#### EXTRACTO DE PÁGINA ####
Aunque ya con la venda quitada, aún tenía los ojos molestos por la intensa luz que supuso un gran viaje en autostop entre Barcelona y Pakistán. Pero de la misma manera que la cama atrapa momentos después de abrir los ojos, el trabajo remunerado tradicional me llamaba con una falsa ilusión de independencia y con muchos ejemplos de amigos con muchas más posibilidades económicas que yo. Pero, ¿qué amor propio me quedaría si creyera que dependo de otros entes para ser libre?

Yo creía que había decidido estabilidad y un entorno estable después de mucho ajetreo y sentimientos encontrados. La señal de que eso no era así vino a través de internet, de un correo electrónico en el que se me proponía hacerme cargo de Tosimoh, un barco de cuarenta y seis pies de eslora sin yo tener el más mínimo conocimiento de navegación.

Fui aprendiendo por insistencia del destino que yo mismo creaba inconscientemente que lo que quería realmente era aventura y que la única opción real era la de continuar descubriéndome.

Mi yo más cegato creía que también podía explorarme trabajando cuarenta horas a la semana para intereses ajenos pero cada vez que contaba a otra persona la oportunidad que apareció en la bandeja de entrada de mi correo electrónico y que iba detallándose a medida que pasaba el tiempo obtenía una bonita reacción, bonitos sentimientos que aparecían tan solo imaginando.

Por otro lado, cada vez que contaba a alguien que mi idea era empezar una carrera como ingeniero químico la indiferencia dominaba, haciéndome ver que ni para mi ni para nadie tenía interés esa posibilidad.

Con idas y venidas pero con buenas señales que iba captando de mi entorno, el día veinticinco de enero llegué al frío invierno sueco donde conocí al hombre con el que compartiría muchos momentos, el dueño de la combinación de acero, aluminio, velas y óxido que estaba amarrado a un pequeño muelle cubierto de hielo y nieve. Poco después conocí el apartamento contiguo al muelle en el que viviría los primeros meses.

Era un apartamento grande, lleno de madera, libros y muchas camas vacías. Escogí la más grande con la esperanza de que algún día la pudiera compartir con alguien.

No era tarde pero estaba oscuro. Estaba solo, muy solo. La ciudad en la que siempre he vivido o las aventuras que había experimentado fuera de ella me habían tenido tan entretenido que nunca antes había tenido la sensación de estar solo.

La soledad invadió la gran estancia en la que me encontraba. Eché a llorar.

¿Cómo podía ser que una gran aventura así me haciera llorar?” Me preguntaba en ese instante. ¡Había ido a preparar un barco para navegar por todo el mundo!
#### MATERIAL EXTRAÍDO ####
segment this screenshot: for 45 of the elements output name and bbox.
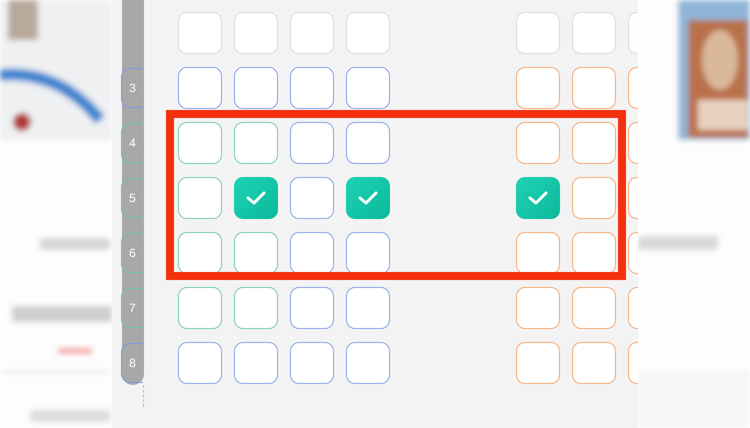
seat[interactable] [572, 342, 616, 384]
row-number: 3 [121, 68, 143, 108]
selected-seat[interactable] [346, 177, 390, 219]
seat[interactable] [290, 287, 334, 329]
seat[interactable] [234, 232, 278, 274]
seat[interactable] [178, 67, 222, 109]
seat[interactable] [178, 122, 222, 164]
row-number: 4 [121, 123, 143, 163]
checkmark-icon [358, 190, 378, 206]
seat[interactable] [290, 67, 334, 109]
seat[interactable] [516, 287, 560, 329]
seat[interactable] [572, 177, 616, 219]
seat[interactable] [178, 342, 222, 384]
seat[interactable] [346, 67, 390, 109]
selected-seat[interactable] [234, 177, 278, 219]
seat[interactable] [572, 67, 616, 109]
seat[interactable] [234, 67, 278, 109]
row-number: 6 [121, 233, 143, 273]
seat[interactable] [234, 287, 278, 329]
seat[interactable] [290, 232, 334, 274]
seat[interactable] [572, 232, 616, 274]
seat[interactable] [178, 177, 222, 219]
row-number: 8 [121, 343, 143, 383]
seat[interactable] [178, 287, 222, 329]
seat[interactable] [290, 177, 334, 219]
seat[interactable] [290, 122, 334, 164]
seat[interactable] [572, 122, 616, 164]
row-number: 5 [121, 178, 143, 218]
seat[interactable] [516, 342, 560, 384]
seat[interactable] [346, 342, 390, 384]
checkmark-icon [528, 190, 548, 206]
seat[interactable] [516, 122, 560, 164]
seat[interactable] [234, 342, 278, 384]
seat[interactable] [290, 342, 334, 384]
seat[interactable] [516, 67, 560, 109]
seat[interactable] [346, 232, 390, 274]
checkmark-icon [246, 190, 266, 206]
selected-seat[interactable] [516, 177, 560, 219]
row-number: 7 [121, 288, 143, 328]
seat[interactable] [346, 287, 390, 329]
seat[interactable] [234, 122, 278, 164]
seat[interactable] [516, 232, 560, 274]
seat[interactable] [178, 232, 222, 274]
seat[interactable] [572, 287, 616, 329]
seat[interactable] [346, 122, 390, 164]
####
#### MATERIAL EXTRAÍDO ####
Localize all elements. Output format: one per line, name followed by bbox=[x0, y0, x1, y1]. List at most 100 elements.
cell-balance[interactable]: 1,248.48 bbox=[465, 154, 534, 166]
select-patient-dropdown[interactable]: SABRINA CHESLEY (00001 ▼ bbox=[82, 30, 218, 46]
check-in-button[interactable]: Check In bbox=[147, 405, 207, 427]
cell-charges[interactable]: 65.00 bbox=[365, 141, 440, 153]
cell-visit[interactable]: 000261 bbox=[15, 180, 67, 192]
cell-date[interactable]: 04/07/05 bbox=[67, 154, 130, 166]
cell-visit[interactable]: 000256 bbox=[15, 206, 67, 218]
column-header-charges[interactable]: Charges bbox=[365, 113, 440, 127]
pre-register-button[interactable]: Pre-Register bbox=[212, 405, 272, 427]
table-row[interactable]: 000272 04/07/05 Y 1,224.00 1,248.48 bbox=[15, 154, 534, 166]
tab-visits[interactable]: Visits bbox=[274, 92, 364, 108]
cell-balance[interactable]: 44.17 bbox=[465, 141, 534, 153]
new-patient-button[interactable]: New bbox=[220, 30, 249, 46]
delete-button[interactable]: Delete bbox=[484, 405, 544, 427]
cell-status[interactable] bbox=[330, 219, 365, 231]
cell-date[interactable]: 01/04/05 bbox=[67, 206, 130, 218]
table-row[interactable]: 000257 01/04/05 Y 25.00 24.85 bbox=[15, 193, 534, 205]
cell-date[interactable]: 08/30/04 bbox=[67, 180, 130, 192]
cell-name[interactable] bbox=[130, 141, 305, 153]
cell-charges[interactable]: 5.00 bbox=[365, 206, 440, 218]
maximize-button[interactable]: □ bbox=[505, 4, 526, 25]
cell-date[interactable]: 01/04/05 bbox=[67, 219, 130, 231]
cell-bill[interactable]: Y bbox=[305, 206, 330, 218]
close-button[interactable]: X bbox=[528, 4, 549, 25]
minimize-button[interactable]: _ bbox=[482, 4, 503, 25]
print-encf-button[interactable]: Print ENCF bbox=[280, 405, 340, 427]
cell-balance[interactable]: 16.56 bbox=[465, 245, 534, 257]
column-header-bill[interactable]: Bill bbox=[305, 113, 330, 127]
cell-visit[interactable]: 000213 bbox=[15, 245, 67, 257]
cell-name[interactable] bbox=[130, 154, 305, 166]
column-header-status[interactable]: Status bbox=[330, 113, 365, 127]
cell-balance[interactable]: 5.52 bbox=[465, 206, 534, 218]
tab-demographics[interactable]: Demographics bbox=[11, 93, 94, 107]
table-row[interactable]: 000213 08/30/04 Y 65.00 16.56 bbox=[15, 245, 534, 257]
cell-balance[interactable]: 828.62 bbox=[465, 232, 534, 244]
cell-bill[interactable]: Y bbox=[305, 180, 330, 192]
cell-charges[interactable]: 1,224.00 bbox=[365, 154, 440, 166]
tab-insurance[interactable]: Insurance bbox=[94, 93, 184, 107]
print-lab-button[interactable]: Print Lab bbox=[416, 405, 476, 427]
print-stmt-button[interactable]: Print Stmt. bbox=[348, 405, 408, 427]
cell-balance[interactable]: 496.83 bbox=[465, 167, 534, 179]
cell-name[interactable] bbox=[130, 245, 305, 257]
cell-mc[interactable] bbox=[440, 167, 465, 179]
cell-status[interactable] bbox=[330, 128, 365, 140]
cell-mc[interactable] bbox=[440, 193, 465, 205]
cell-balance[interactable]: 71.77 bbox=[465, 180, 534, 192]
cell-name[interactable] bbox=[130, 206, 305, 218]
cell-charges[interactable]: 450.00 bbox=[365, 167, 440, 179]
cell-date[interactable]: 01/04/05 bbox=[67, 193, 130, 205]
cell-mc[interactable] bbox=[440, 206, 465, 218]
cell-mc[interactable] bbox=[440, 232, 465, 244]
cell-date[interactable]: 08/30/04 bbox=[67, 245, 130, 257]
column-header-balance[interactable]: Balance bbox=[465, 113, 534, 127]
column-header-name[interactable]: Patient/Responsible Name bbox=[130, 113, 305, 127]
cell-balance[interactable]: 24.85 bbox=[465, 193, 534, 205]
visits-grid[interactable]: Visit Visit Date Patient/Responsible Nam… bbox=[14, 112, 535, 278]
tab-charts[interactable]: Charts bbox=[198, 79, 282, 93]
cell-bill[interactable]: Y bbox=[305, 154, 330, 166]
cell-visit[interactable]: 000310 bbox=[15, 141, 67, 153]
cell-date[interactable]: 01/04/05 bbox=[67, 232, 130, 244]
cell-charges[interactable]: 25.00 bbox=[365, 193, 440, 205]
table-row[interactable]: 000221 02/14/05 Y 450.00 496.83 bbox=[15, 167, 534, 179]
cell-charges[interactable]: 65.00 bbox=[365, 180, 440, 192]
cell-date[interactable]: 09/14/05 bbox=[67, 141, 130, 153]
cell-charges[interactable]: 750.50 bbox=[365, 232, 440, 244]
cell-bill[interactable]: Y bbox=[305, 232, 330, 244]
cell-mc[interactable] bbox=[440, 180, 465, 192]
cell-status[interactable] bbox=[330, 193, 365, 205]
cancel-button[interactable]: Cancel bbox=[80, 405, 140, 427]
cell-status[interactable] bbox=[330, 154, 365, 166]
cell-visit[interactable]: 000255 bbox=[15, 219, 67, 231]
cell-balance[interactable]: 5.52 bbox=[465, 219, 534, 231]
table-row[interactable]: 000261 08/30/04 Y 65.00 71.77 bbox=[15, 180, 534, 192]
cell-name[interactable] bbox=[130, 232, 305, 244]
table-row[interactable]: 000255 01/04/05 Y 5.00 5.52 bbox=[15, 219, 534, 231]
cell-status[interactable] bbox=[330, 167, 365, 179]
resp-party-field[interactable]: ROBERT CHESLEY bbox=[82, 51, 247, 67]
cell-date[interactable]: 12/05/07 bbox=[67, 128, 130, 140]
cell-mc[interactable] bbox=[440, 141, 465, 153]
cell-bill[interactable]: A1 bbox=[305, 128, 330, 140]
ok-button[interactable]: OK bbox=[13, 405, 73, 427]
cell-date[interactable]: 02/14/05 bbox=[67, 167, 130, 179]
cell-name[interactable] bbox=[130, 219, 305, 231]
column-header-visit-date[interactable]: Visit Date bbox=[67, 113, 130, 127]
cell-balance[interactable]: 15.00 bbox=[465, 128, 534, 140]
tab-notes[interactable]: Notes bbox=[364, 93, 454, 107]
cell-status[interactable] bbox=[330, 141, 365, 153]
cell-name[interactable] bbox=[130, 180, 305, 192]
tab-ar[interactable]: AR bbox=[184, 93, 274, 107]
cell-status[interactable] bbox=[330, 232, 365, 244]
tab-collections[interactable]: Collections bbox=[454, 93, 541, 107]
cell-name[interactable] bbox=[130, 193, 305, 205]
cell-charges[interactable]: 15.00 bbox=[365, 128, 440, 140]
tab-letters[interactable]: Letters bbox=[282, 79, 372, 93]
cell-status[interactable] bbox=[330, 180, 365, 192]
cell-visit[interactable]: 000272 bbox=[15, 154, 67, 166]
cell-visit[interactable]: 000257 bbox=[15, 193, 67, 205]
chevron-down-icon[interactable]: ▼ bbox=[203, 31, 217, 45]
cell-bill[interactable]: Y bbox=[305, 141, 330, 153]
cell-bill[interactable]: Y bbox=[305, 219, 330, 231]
####
TAREAS PROPUESTAS:
1. Sustituye "destino" por "azar" en el pasaje del relato sobre el barco Tosimoh que va desde "Fui aprendiendo por" hasta "tan solo imaginando.", incluido este último, y escríbelo de nuevo.
2. Escribe la continuación del relato sobre el barco Tosimoh a partir de donde termina.
Los datos proceden de otra fuente.

RESULTADOS:
1.
Fui aprendiendo por insistencia del azar que yo mismo creaba inconscientemente que lo que quería realmente era aventura y que la única opción real era la de continuar descubriéndome.

Mi yo más cegato creía que también podía explorarme trabajando cuarenta horas a la semana para intereses ajenos pero cada vez que contaba a otra persona la oportunidad que apareció en la bandeja de entrada de mi correo electrónico y que iba detallándose a medida que pasaba el tiempo obtenía una bonita reacción, bonitos sentimientos que aparecían tan solo imaginando.

2.
Cuando decimos que alguien es frío nos referimos a la falta de expresión de amor pero no a la falta de amor en sí. De la misma forma yo tenía la esperanza de que aunque en ese paisaje helado yo no pudiera ver el amor, estaba allí y sólo tenía que dar para poderlo recibir.

Poco a poco empecé a crear una rutina en la que trabajaba toda la semana en el barco y en la que los fines de semana cogía el coche de Patric (el dueño del barco) y salía a la ciudad donde tenía citas que satisfacían mis necesidades sexuales.

Las diferentes herramientas eléctricas de ruidos constantes eran la manera que tenía de poner mi mente en blanco. Aprendí a estar solo y llegó un momento en el que me asustaba el hecho de disfrutar excesivamente de mi soledad.

Patric se convirtió en mi único amigo y mi reflejo en mis mejores y en mis peores momentos.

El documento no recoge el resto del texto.